======== Texto para leitura ========

Jornal do Congresso Nacional destaca fala do Padre Zé
- Nordeste ocupa a 2ª posição em potencial de consumo do País, destaca José Linhares
Com a ascensão da classe C, a região antes conhecida como sinônimo de seca e pobreza vem modificando seu perfil, atraindo investidores nacionais e estrangeiros
O IPC Target Brasil em Foco, elaborado pela Target Marketing, mostra que o Nordeste ocupa a segunda posição em potencial de consumo no País, com participação de 18,8% no total de R$ 1,8 trilhão que a economia deve movimentar este ano. O Nordeste, conforme o levantamente, ultrapassou as regiões Sul e Centro-Oeste, destacou o deputado José Linhares (PP-CE). “Com a ascensão da classe C, provocada em boa medida pelo aumento do salário mínimo e pelos programas sociais de transferência de renda, a área antes conhecida como sinônimo de seca e pobreza vem modificando seu perfil, atraindo investidores nacionais e estrangeiros”, afirmou o deputado.
A reação, analisou José Linhares, se processa em cadeia. “Mais empregos puxam a renda, que se transforma em consumo, alavancando a produção industrial e investimentos privados.”
28% da renda - O Nordeste concentra 28% da população brasileira e mais da metade dos que recebem salário mínimo no Brasil. De 2003 a 2008, foram gerados na região 1,9 mil postos de trabalho com carteira assinada. O impacto direto da geração de emprego, segundo pesquisa da Universidade Federal de Pernambuco, refletiu-se no varejo, que cresceu 53% contra uma média nacional de 40%.
Outro fator relevante destacado por José Linhares é a inserção do Nordeste no novo mapa geográfico da base produtiva. Na década de 70, os estados nordestinos respondiam por 5,7% do valor da indústria de transformação nacional; em 2005, o índice saltou para 9,2%. “Novas bases produtivas estão sendo implantadas nas áreas de metalurgia, petróleo e gás, fruticultura, celulose, tecnologia da informação, grãos, siderurgia e turismo. A Vale já está chegando ao Ceará”, enumerou.
Alertas - No entanto, José Linhares também ressaltou dados que devem servir como alerta aos governos. A população do Nordeste representa 28% da brasileira, mas a região tem 49% dos pobres do País.
No outro extremo, prosseguiu, o Sul, que possui 15% da população, abrange 8% dos pobres. “Somente 43% dos jovens nordestinos entre 15 e 17 anos cursavam o ensino médio em 2007. Somente 7,5% dos jovens entre 18 e 24 anos frequentavam o ensino superior”, lamentou.
O analfabetismo na região é quase o dobro da média nacional, 9,2%, segundo levantamento do IBGE. Ainda segundo o instituto, o Nordeste tem a menor média de anos de estudo, 5,9 anos por pessoa. O índice nacional é 7,1 anos.
No entanto, analisou José Linhares, a maioria dos benefícios são carreados para a capital. “Os nossos governantes parecem desconhecer que 40% de nossa população habitam o semiárido”, alertou. O deputado reconheceu, porém, que alguns estados vêm mudando seu perfil, como é o caso do Ceará.

======== Registros fornecidos ========

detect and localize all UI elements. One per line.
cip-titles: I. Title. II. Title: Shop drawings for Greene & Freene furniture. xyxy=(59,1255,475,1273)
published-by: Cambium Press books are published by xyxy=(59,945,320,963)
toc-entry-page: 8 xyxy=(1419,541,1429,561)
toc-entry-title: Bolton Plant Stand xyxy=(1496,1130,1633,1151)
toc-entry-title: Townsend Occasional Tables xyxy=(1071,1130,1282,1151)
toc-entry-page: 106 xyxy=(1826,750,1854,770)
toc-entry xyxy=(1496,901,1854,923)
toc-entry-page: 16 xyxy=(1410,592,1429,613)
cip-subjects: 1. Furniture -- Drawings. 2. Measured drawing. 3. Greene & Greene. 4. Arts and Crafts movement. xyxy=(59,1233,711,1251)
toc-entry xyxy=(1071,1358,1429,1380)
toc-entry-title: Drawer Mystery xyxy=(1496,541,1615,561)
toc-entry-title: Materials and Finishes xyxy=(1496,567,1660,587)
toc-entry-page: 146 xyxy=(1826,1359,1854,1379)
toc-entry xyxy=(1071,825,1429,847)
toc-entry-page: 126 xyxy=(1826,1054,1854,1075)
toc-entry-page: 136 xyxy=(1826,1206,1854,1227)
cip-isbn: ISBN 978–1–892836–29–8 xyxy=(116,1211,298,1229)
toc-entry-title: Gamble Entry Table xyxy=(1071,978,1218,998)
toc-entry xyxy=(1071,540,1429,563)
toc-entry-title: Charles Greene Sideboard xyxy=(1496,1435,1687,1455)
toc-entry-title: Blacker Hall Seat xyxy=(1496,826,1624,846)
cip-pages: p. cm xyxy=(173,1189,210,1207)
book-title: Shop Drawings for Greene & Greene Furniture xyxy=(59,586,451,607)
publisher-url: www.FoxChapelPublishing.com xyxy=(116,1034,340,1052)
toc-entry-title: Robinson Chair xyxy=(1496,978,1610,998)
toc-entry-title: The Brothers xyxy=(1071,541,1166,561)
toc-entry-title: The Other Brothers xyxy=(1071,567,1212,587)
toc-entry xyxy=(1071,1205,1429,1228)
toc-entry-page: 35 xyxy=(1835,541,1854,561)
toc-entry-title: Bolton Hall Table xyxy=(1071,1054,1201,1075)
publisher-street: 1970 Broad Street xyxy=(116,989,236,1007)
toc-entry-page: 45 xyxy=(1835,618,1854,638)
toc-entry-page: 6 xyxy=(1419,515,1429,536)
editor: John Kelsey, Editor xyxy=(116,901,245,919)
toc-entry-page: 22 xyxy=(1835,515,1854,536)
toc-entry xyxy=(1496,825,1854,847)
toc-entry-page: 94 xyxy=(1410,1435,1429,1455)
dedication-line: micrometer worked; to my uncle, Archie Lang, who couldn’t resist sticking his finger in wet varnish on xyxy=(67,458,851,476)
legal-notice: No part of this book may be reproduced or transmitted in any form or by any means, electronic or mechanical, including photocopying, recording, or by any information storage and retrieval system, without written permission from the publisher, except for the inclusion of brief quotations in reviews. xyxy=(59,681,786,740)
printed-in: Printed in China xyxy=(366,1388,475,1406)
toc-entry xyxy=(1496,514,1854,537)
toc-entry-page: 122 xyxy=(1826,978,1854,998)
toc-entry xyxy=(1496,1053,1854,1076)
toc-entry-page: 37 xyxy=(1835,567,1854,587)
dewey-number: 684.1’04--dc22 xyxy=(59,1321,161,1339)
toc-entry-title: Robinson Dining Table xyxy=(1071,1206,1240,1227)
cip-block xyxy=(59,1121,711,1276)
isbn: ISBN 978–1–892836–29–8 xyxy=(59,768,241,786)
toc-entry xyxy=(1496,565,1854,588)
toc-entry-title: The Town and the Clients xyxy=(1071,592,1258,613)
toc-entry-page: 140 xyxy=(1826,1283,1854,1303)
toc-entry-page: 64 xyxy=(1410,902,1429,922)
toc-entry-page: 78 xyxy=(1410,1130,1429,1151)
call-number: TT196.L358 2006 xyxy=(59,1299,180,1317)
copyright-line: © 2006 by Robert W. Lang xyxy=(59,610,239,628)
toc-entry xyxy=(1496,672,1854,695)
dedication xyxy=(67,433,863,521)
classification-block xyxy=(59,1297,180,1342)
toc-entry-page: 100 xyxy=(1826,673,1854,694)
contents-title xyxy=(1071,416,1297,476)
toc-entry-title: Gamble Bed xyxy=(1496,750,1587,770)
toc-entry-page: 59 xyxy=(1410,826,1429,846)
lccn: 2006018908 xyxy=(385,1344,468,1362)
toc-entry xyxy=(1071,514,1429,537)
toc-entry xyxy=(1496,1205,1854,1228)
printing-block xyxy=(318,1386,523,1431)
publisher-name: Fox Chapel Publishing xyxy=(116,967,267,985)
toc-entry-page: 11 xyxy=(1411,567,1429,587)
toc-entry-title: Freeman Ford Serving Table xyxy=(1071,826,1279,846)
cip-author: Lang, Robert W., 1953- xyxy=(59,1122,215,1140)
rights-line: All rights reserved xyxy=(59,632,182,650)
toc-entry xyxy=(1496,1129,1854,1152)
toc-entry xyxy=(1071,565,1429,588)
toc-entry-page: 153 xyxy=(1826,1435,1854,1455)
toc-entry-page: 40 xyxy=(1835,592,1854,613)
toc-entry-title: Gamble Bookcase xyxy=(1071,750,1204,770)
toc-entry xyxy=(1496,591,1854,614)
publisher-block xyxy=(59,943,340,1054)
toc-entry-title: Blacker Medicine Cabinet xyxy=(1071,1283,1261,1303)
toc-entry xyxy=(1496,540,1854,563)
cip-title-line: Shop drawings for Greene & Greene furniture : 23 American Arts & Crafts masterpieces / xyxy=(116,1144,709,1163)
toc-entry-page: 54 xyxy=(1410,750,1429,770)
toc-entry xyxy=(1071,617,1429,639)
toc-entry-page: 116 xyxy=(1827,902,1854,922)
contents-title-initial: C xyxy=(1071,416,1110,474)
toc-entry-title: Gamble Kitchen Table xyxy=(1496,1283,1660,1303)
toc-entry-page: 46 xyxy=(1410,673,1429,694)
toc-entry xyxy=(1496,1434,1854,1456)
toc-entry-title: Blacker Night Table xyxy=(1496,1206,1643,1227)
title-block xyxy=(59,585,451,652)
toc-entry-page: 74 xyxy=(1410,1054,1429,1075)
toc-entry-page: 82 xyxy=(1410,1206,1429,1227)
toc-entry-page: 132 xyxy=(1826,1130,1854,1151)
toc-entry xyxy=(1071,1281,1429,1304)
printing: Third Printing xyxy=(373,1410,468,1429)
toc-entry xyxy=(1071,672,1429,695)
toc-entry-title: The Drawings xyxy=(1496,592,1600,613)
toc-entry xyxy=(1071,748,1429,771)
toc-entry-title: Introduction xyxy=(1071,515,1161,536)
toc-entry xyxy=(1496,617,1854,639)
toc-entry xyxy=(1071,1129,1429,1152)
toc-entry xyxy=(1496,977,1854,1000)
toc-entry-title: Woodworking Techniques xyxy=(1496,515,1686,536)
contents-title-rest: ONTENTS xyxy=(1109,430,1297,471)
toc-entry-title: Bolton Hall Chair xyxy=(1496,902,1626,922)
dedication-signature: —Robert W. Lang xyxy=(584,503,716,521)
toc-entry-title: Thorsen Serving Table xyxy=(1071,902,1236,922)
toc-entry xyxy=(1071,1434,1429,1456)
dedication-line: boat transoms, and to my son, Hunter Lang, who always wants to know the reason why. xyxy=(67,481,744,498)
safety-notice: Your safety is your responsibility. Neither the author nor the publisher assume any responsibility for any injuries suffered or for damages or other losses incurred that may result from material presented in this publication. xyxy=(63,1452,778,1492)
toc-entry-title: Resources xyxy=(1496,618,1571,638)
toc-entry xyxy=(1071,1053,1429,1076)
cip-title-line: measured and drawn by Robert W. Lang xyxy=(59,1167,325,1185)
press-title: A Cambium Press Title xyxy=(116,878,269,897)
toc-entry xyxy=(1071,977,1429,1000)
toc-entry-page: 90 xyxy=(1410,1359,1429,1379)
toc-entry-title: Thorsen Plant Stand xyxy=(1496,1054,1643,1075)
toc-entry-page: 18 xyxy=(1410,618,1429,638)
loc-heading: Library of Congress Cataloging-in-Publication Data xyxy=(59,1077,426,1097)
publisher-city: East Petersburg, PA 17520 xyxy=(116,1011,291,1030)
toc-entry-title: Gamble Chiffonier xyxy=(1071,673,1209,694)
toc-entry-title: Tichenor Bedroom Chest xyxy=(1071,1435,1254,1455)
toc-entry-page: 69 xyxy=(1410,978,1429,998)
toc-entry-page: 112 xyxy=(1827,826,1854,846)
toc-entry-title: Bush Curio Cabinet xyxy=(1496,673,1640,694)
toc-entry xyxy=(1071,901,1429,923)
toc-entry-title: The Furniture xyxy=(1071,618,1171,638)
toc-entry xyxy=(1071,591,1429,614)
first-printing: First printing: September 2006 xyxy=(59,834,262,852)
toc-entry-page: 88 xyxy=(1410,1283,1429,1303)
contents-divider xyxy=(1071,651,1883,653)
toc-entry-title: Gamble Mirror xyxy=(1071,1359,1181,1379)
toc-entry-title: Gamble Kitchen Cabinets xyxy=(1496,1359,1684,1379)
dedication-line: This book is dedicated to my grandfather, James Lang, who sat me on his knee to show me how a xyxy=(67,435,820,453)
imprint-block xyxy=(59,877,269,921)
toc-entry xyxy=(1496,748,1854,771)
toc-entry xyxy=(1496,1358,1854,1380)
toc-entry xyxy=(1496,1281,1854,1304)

========

◆ Tarefa 1
Liste as áreas em que, segundo a matéria sobre o Nordeste, novas bases produtivas estão sendo implantadas.
◆ Tarefa 2
Responda com base na matéria sobre o Nordeste:
(a) Qual é a participação do Nordeste no total que a economia deve movimentar este ano, segundo o IPC Target Brasil em Foco?
(b) Qual foi o índice de participação dos estados nordestinos no valor da indústria de transformação nacional em 2005?
(c) Segundo o IBGE, qual é a média de anos de estudo por pessoa no Nordeste?
◆ Tarefa 3
Copie da matéria sobre o Nordeste o trecho que vai de "O analfabetismo na" até "caso do Ceará.", inclusive.

◆ Resposta 1
metalurgia
petróleo e gás
fruticultura
celulose
tecnologia da informação
grãos
siderurgia
turismo

◆ Resposta 2
(a) 18,8%
(b) 9,2%
(c) 5,9 anos

◆ Resposta 3
O analfabetismo na região é quase o dobro da média nacional, 9,2%, segundo levantamento do IBGE. Ainda segundo o instituto, o Nordeste tem a menor média de anos de estudo, 5,9 anos por pessoa. O índice nacional é 7,1 anos.
No entanto, analisou José Linhares, a maioria dos benefícios são carreados para a capital. “Os nossos governantes parecem desconhecer que 40% de nossa população habitam o semiárido”, alertou. O deputado reconheceu, porém, que alguns estados vêm mudando seu perfil, como é o caso do Ceará.